[Exercise requirements]
Convert the lines starting with the line containing "Patent image size: (753, 525)." and going on through the line containing "The magnetic flux 42' is at (390, 214)." into a JSON list of strings, one string per line, leaving out blank lines.

[Material for this task]
____________________

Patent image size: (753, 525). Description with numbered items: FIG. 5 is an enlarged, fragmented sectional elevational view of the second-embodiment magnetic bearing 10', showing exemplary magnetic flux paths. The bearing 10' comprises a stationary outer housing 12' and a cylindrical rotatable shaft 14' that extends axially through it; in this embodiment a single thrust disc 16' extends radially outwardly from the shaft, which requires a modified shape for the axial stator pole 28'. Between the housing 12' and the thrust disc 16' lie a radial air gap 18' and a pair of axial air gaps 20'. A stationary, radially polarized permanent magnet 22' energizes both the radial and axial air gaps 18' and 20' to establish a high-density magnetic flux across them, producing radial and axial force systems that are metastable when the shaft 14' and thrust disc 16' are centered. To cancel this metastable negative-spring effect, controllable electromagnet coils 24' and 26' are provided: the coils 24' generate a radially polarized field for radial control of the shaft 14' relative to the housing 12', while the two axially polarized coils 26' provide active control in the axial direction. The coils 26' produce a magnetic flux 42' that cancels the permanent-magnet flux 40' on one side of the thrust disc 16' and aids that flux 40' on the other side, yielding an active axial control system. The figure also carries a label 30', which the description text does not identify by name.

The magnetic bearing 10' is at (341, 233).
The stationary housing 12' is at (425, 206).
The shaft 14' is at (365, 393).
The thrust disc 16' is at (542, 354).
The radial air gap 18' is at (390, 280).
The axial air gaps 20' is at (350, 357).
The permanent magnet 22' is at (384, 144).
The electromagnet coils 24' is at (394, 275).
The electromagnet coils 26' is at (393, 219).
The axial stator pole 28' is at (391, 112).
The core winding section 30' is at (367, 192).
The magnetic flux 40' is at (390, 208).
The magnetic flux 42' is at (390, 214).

____________________

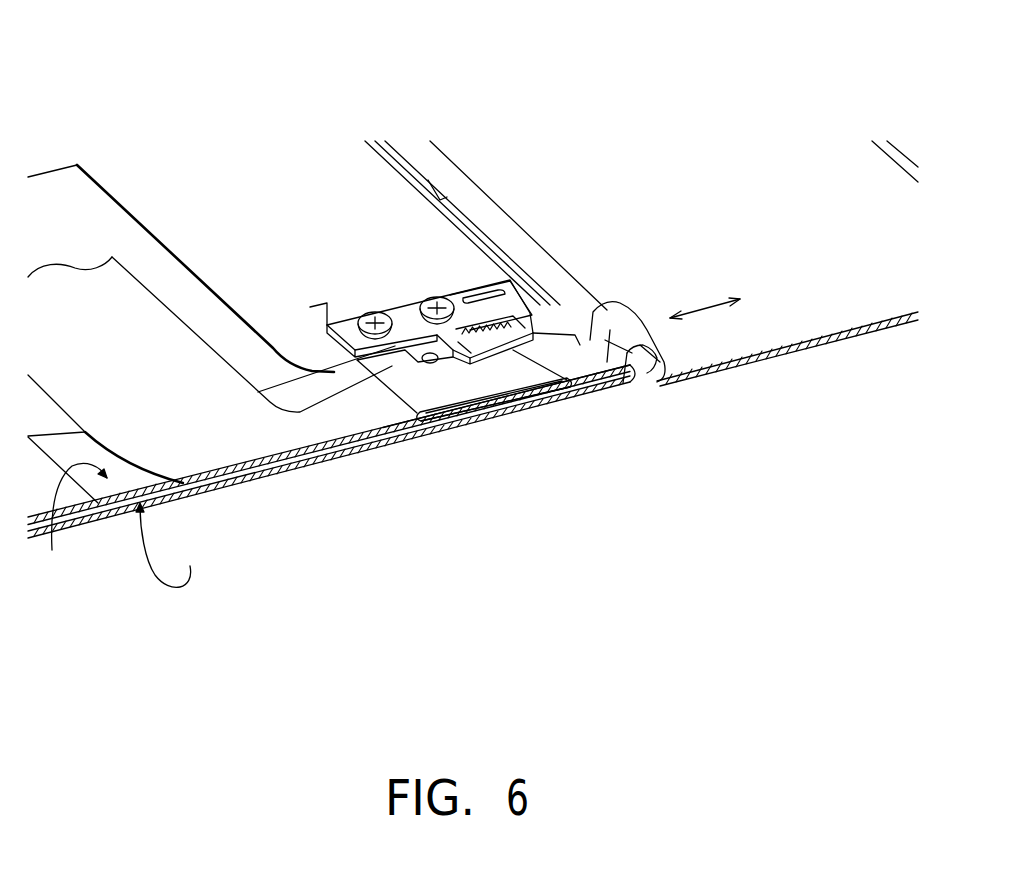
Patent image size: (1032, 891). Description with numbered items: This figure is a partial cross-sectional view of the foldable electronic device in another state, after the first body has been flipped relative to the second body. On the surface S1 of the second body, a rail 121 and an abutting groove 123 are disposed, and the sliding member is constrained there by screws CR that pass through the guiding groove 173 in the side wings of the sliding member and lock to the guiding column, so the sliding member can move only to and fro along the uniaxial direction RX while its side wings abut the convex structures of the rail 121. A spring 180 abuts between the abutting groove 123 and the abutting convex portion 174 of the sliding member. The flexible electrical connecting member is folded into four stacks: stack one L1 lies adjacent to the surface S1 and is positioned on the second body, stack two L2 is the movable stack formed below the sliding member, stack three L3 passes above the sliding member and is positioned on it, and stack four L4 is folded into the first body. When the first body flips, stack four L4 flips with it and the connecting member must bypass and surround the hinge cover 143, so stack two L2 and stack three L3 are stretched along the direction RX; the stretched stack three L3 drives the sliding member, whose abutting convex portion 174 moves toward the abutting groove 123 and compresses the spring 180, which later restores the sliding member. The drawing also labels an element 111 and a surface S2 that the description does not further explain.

____________________

[Correct output]
[
  "Patent image size: (753, 525). Description with numbered items: FIG. 5 is an enlarged, fragmented sectional elevational view of the second-embodiment magnetic bearing 10', showing exemplary magnetic flux paths. The bearing 10' comprises a stationary outer housing 12' and a cylindrical rotatable shaft 14' that extends axially through it; in this embodiment a single thrust disc 16' extends radially outwardly from the shaft, which requires a modified shape for the axial stator pole 28'. Between the housing 12' and the thrust disc 16' lie a radial air gap 18' and a pair of axial air gaps 20'. A stationary, radially polarized permanent magnet 22' energizes both the radial and axial air gaps 18' and 20' to establish a high-density magnetic flux across them, producing radial and axial force systems that are metastable when the shaft 14' and thrust disc 16' are centered. To cancel this metastable negative-spring effect, controllable electromagnet coils 24' and 26' are provided: the coils 24' generate a radially polarized field for radial control of the shaft 14' relative to the housing 12', while the two axially polarized coils 26' provide active control in the axial direction. The coils 26' produce a magnetic flux 42' that cancels the permanent-magnet flux 40' on one side of the thrust disc 16' and aids that flux 40' on the other side, yielding an active axial control system. The figure also carries a label 30', which the description text does not identify by name.",
  "The magnetic bearing 10' is at (341, 233).",
  "The stationary housing 12' is at (425, 206).",
  "The shaft 14' is at (365, 393).",
  "The thrust disc 16' is at (542, 354).",
  "The radial air gap 18' is at (390, 280).",
  "The axial air gaps 20' is at (350, 357).",
  "The permanent magnet 22' is at (384, 144).",
  "The electromagnet coils 24' is at (394, 275).",
  "The electromagnet coils 26' is at (393, 219).",
  "The axial stator pole 28' is at (391, 112).",
  "The core winding section 30' is at (367, 192).",
  "The magnetic flux 40' is at (390, 208).",
  "The magnetic flux 42' is at (390, 214)."
]